Gather all lines from the material that contain "WAHAB".

Stored records:
***

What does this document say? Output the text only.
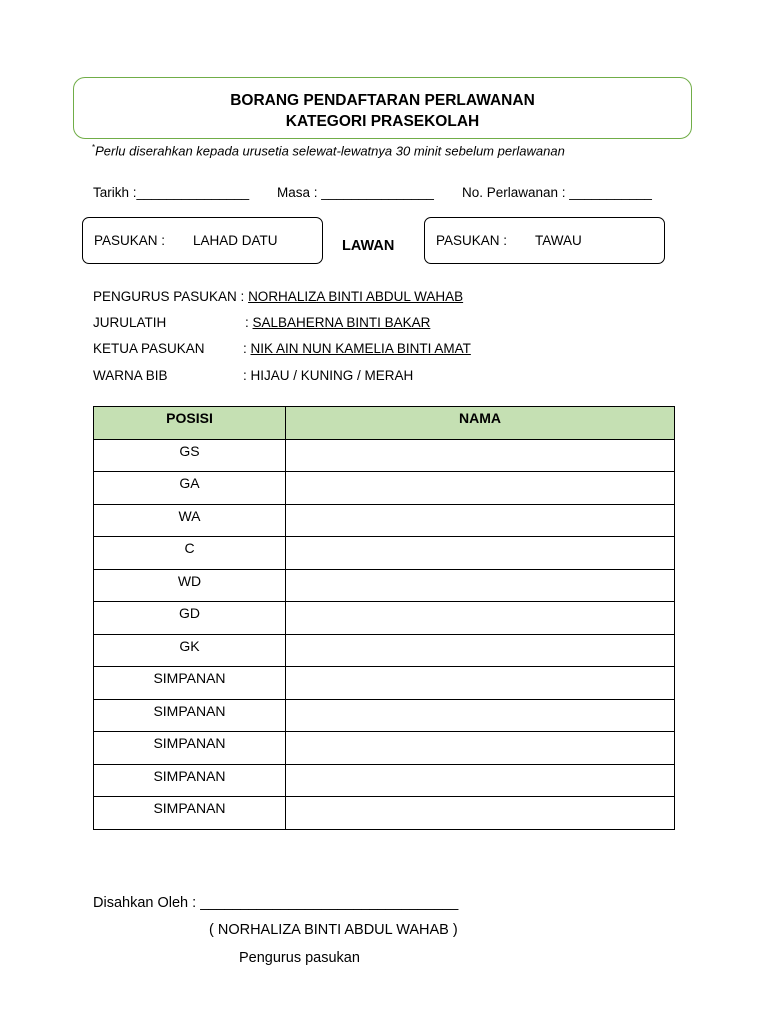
BORANG PENDAFTARAN PERLAWANAN
KATEGORI PRASEKOLAH
*Perlu diserahkan kepada urusetia selewat-lewatnya 30 minit sebelum perlawanan
Tarikh :_______________ Masa : _______________ No. Perlawanan : ___________
PASUKAN : LAHAD DATU	LAWAN	PASUKAN : TAWAU
PENGURUS PASUKAN : NORHALIZA BINTI ABDUL WAHAB
JURULATIH	: SALBAHERNA BINTI BAKAR
KETUA PASUKAN	: NIK AIN NUN KAMELIA BINTI AMAT
WARNA BIB	: HIJAU / KUNING / MERAH
POSISI	NAMA
GS	
GA	
WA	
C	
WD	
GD	
GK	
SIMPANAN	
SIMPANAN	
SIMPANAN	
SIMPANAN	
SIMPANAN	
Disahkan Oleh : ________________________________
( NORHALIZA BINTI ABDUL WAHAB )
Pengurus pasukan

***

Complete output:
PENGURUS PASUKAN : NORHALIZA BINTI ABDUL WAHAB
( NORHALIZA BINTI ABDUL WAHAB )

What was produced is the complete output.